● Task goal
Repeat every line of the listing below exactly, minus the pictures.

● Data for the task

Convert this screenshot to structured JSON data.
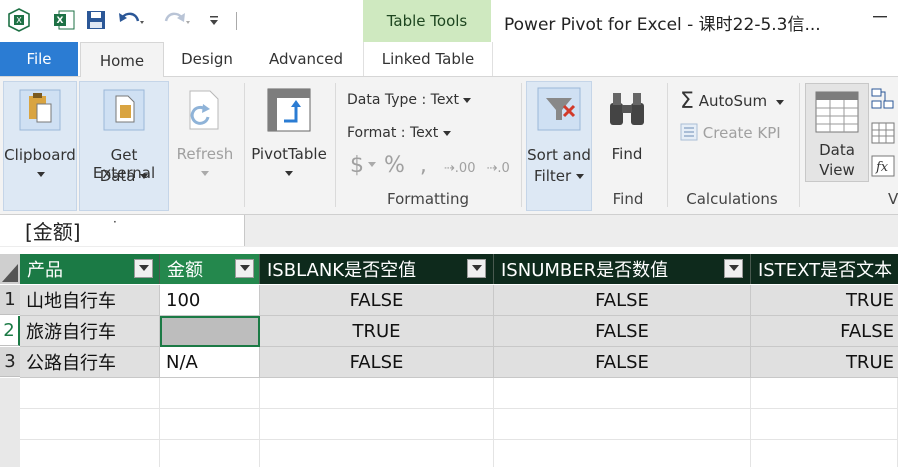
{
  "window": {
    "title": "Power Pivot for Excel - 课时22-5.3信...",
    "context_tab_group": "Table Tools"
  },
  "tabs": [
    "File",
    "Home",
    "Design",
    "Advanced",
    "Linked Table"
  ],
  "ribbon": {
    "clipboard": {
      "label": "Clipboard"
    },
    "get_external": {
      "line1": "Get External",
      "line2": "Data"
    },
    "refresh": {
      "label": "Refresh"
    },
    "pivottable": {
      "label": "PivotTable"
    },
    "formatting": {
      "data_type": "Data Type : Text",
      "format": "Format : Text",
      "group_label": "Formatting"
    },
    "sort_filter": {
      "line1": "Sort and",
      "line2": "Filter"
    },
    "find": {
      "label": "Find",
      "group_label": "Find"
    },
    "calculations": {
      "autosum": "AutoSum",
      "create_kpi": "Create KPI",
      "group_label": "Calculations"
    },
    "data_view": {
      "line1": "Data",
      "line2": "View"
    },
    "view_group_partial": "V"
  },
  "namebox": {
    "value": "[金额]"
  },
  "table": {
    "columns": [
      "产品",
      "金额",
      "ISBLANK是否空值",
      "ISNUMBER是否数值",
      "ISTEXT是否文本"
    ],
    "rows": [
      {
        "num": "1",
        "cells": [
          "山地自行车",
          "100",
          "FALSE",
          "FALSE",
          "TRUE"
        ]
      },
      {
        "num": "2",
        "cells": [
          "旅游自行车",
          "",
          "TRUE",
          "FALSE",
          "FALSE"
        ]
      },
      {
        "num": "3",
        "cells": [
          "公路自行车",
          "N/A",
          "FALSE",
          "FALSE",
          "TRUE"
        ]
      }
    ]
  },
  "colors": {
    "accent_file_tab": "#2b7cd3",
    "table_tools": "#cfe9c0",
    "header_dark": "#0e2a1c",
    "header_green": "#1b7a45"
  }
}
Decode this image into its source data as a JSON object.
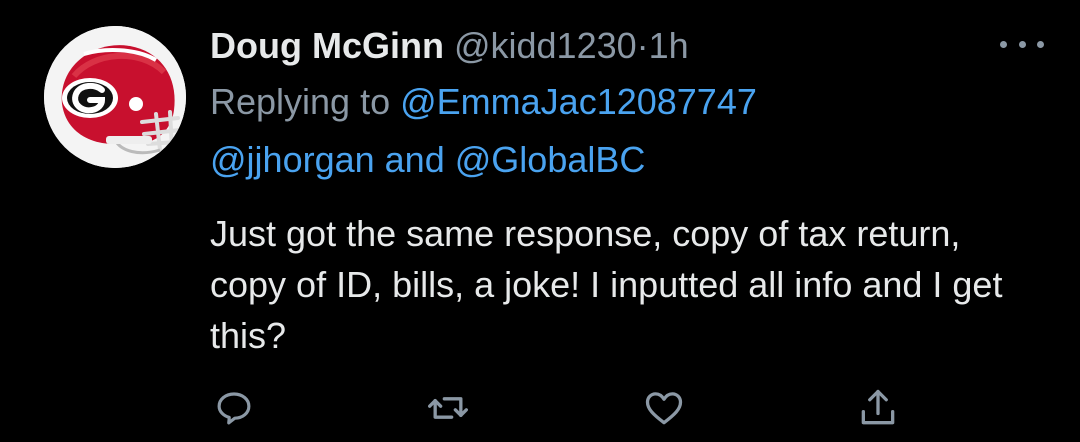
{
  "tweet": {
    "author": {
      "display_name": "Doug McGinn",
      "handle": "@kidd1230",
      "separator": "·",
      "time": "1h",
      "avatar_icon": "georgia-football-helmet-icon"
    },
    "replying": {
      "label": "Replying to",
      "mention_1": "@EmmaJac12087747",
      "mention_2": "@jjhorgan",
      "conjunction": "and",
      "mention_3": "@GlobalBC"
    },
    "text": "Just got the same response, copy of tax return, copy of ID, bills, a joke! I inputted all info and I get this?",
    "actions": [
      {
        "name": "reply",
        "icon": "comment-icon"
      },
      {
        "name": "retweet",
        "icon": "retweet-icon"
      },
      {
        "name": "like",
        "icon": "heart-icon"
      },
      {
        "name": "share",
        "icon": "share-icon"
      }
    ],
    "more_icon": "more-options-icon"
  },
  "colors": {
    "background": "#000000",
    "primary_text": "#e7e9ea",
    "secondary_text": "#8b98a5",
    "link": "#4aa3f0",
    "helmet_red": "#c8102e"
  }
}
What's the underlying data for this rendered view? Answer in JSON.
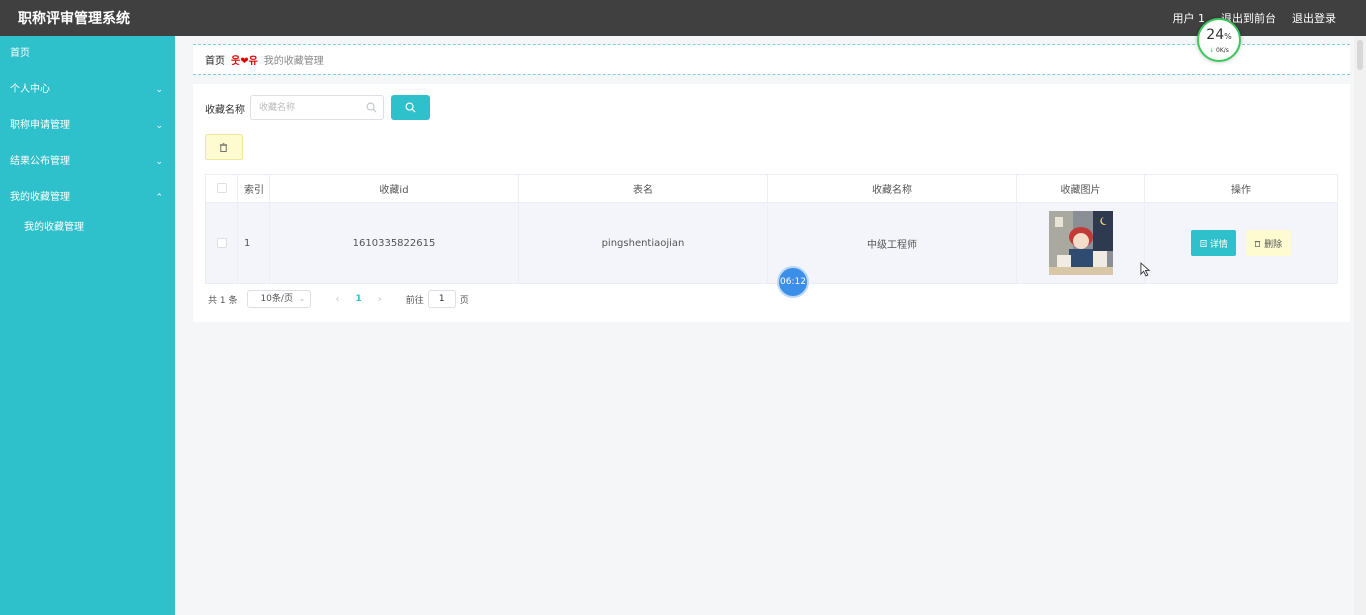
{
  "app": {
    "title": "职称评审管理系统"
  },
  "topbar": {
    "user_label": "用户 1",
    "front_label": "退出到前台",
    "logout_label": "退出登录"
  },
  "sidebar": {
    "items": [
      {
        "label": "首页"
      },
      {
        "label": "个人中心"
      },
      {
        "label": "职称申请管理"
      },
      {
        "label": "结果公布管理"
      },
      {
        "label": "我的收藏管理"
      }
    ],
    "sub_items": [
      {
        "label": "我的收藏管理"
      }
    ]
  },
  "breadcrumb": {
    "home": "首页",
    "separator": "웃❤유",
    "current": "我的收藏管理"
  },
  "search": {
    "label": "收藏名称",
    "placeholder": "收藏名称",
    "value": ""
  },
  "table": {
    "headers": {
      "index": "索引",
      "id": "收藏id",
      "table_name": "表名",
      "name": "收藏名称",
      "image": "收藏图片",
      "actions": "操作"
    },
    "rows": [
      {
        "index": "1",
        "id": "1610335822615",
        "table_name": "pingshentiaojian",
        "name": "中级工程师",
        "detail_label": "详情",
        "delete_label": "删除"
      }
    ]
  },
  "pagination": {
    "total": "共 1 条",
    "page_size": "10条/页",
    "current_page": "1",
    "goto_label": "前往",
    "goto_value": "1",
    "page_unit": "页"
  },
  "overlays": {
    "speed_percent": "24",
    "speed_percent_unit": "%",
    "speed_rate": "0K/s",
    "timer": "06:12"
  },
  "colors": {
    "accent": "#2ec0cb",
    "topbar": "#404040",
    "warning_bg": "#fffbd0"
  }
}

● Exercise answer
Convert this screenshot to structured JSON data.
{
  "window": {
    "title": "Power Pivot for Excel - 课时22-5.3信...",
    "context_tab_group": "Table Tools"
  },
  "tabs": [
    "File",
    "Home",
    "Design",
    "Advanced",
    "Linked Table"
  ],
  "ribbon": {
    "clipboard": {
      "label": "Clipboard"
    },
    "get_external": {
      "line1": "Get External",
      "line2": "Data"
    },
    "refresh": {
      "label": "Refresh"
    },
    "pivottable": {
      "label": "PivotTable"
    },
    "formatting": {
      "data_type": "Data Type : Text",
      "format": "Format : Text",
      "group_label": "Formatting"
    },
    "sort_filter": {
      "line1": "Sort and",
      "line2": "Filter"
    },
    "find": {
      "label": "Find",
      "group_label": "Find"
    },
    "calculations": {
      "autosum": "AutoSum",
      "create_kpi": "Create KPI",
      "group_label": "Calculations"
    },
    "data_view": {
      "line1": "Data",
      "line2": "View"
    },
    "view_group_partial": "V"
  },
  "namebox": {
    "value": "[金额]"
  },
  "table": {
    "columns": [
      "产品",
      "金额",
      "ISBLANK是否空值",
      "ISNUMBER是否数值",
      "ISTEXT是否文本"
    ],
    "rows": [
      {
        "num": "1",
        "cells": [
          "山地自行车",
          "100",
          "FALSE",
          "FALSE",
          "TRUE"
        ]
      },
      {
        "num": "2",
        "cells": [
          "旅游自行车",
          "",
          "TRUE",
          "FALSE",
          "FALSE"
        ]
      },
      {
        "num": "3",
        "cells": [
          "公路自行车",
          "N/A",
          "FALSE",
          "FALSE",
          "TRUE"
        ]
      }
    ]
  },
  "colors": {
    "accent_file_tab": "#2b7cd3",
    "table_tools": "#cfe9c0",
    "header_dark": "#0e2a1c",
    "header_green": "#1b7a45"
  }
}
Decode this image into its source data as a JSON object.
{
  "tweet": {
    "author": {
      "display_name": "Doug McGinn",
      "handle": "@kidd1230",
      "separator": "·",
      "time": "1h",
      "avatar_icon": "georgia-football-helmet-icon"
    },
    "replying": {
      "label": "Replying to",
      "mention_1": "@EmmaJac12087747",
      "mention_2": "@jjhorgan",
      "conjunction": "and",
      "mention_3": "@GlobalBC"
    },
    "text": "Just got the same response, copy of tax return, copy of ID, bills, a joke! I inputted all info and I get this?",
    "actions": [
      {
        "name": "reply",
        "icon": "comment-icon"
      },
      {
        "name": "retweet",
        "icon": "retweet-icon"
      },
      {
        "name": "like",
        "icon": "heart-icon"
      },
      {
        "name": "share",
        "icon": "share-icon"
      }
    ],
    "more_icon": "more-options-icon"
  },
  "colors": {
    "background": "#000000",
    "primary_text": "#e7e9ea",
    "secondary_text": "#8b98a5",
    "link": "#4aa3f0",
    "helmet_red": "#c8102e"
  }
}
What's the underlying data for this rendered view? Answer in JSON.
{
  "app": {
    "title": "职称评审管理系统"
  },
  "topbar": {
    "user_label": "用户 1",
    "front_label": "退出到前台",
    "logout_label": "退出登录"
  },
  "sidebar": {
    "items": [
      {
        "label": "首页"
      },
      {
        "label": "个人中心"
      },
      {
        "label": "职称申请管理"
      },
      {
        "label": "结果公布管理"
      },
      {
        "label": "我的收藏管理"
      }
    ],
    "sub_items": [
      {
        "label": "我的收藏管理"
      }
    ]
  },
  "breadcrumb": {
    "home": "首页",
    "separator": "웃❤유",
    "current": "我的收藏管理"
  },
  "search": {
    "label": "收藏名称",
    "placeholder": "收藏名称",
    "value": ""
  },
  "table": {
    "headers": {
      "index": "索引",
      "id": "收藏id",
      "table_name": "表名",
      "name": "收藏名称",
      "image": "收藏图片",
      "actions": "操作"
    },
    "rows": [
      {
        "index": "1",
        "id": "1610335822615",
        "table_name": "pingshentiaojian",
        "name": "中级工程师",
        "detail_label": "详情",
        "delete_label": "删除"
      }
    ]
  },
  "pagination": {
    "total": "共 1 条",
    "page_size": "10条/页",
    "current_page": "1",
    "goto_label": "前往",
    "goto_value": "1",
    "page_unit": "页"
  },
  "overlays": {
    "speed_percent": "24",
    "speed_percent_unit": "%",
    "speed_rate": "0K/s",
    "timer": "06:12"
  },
  "colors": {
    "accent": "#2ec0cb",
    "topbar": "#404040",
    "warning_bg": "#fffbd0"
  }
}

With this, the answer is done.